#### PROVIDED ENTRIES:
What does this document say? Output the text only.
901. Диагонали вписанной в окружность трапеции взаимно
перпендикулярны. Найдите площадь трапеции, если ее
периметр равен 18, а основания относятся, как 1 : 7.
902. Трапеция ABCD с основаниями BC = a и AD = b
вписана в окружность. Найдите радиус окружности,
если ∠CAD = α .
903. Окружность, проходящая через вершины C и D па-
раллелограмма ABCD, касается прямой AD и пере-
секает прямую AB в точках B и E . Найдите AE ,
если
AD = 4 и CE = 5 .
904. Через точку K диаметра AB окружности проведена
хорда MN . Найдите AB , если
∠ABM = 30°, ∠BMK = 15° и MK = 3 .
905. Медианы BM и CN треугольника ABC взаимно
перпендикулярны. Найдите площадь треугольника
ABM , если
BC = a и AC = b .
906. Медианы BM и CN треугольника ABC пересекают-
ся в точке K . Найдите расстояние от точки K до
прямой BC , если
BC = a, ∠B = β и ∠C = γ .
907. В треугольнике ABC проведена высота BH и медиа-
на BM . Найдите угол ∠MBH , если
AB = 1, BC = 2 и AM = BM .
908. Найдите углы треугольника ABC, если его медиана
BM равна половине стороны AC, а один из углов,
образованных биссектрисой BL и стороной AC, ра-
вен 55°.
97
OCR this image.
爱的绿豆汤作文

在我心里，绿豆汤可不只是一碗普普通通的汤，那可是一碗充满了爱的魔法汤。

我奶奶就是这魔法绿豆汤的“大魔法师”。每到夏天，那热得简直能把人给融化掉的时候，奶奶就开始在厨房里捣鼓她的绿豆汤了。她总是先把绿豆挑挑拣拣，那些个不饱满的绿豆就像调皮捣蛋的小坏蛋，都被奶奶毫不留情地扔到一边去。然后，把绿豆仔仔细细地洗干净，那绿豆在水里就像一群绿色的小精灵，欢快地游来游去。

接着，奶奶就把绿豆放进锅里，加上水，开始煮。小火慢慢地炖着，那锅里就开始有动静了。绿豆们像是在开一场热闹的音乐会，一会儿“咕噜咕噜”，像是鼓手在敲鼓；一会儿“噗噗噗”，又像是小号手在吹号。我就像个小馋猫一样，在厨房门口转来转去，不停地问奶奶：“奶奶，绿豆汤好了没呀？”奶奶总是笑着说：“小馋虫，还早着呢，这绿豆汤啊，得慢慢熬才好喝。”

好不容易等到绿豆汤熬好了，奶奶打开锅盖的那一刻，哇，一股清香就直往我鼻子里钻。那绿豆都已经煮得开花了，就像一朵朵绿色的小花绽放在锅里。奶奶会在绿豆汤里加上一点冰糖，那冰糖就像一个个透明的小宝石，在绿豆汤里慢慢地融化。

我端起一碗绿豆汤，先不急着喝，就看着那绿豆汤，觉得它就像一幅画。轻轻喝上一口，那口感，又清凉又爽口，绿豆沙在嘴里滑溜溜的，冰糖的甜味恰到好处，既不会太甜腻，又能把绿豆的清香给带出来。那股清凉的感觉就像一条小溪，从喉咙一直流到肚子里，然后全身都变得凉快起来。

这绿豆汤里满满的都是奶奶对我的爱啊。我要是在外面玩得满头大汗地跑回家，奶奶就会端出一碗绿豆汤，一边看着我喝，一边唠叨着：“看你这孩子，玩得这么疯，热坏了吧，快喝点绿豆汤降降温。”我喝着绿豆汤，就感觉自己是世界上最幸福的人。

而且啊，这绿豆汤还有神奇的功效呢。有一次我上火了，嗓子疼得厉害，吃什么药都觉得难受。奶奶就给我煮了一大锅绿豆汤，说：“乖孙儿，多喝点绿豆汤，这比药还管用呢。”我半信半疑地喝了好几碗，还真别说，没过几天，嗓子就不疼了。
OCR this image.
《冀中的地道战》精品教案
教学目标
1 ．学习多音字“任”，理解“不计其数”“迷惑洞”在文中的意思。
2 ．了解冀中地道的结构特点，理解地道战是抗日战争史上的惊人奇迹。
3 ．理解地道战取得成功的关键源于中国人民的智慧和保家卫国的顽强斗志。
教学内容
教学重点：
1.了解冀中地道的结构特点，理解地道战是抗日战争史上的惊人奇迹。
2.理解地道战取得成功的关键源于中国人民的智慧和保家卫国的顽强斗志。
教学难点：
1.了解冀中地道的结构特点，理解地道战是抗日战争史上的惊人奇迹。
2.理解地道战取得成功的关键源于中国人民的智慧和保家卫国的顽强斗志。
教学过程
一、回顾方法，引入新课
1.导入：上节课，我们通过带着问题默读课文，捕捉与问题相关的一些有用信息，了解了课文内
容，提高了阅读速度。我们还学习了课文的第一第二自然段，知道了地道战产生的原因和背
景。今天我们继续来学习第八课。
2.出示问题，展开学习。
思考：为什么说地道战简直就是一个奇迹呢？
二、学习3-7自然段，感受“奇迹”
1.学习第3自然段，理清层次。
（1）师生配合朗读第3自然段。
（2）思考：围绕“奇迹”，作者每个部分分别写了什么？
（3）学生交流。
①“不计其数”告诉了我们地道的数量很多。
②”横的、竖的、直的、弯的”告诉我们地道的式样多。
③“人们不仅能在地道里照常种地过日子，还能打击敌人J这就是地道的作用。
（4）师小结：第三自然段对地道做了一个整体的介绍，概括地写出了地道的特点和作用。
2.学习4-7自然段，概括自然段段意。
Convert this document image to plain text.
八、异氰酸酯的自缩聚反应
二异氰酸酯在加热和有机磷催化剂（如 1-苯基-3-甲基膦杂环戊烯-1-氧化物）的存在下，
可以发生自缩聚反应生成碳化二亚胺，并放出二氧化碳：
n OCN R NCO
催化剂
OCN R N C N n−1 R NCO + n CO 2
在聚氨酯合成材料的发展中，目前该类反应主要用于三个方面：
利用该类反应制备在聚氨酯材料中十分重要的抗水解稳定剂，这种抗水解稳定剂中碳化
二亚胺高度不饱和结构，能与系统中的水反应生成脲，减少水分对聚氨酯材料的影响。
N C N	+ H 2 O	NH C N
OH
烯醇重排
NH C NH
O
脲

#### SET TASK:
Pick out the lines that contain "трапеции" and copy them.

#### SOLUTION TO THIS TASK:
901. Диагонали вписанной в окружность трапеции взаимно
перпендикулярны. Найдите площадь трапеции, если ее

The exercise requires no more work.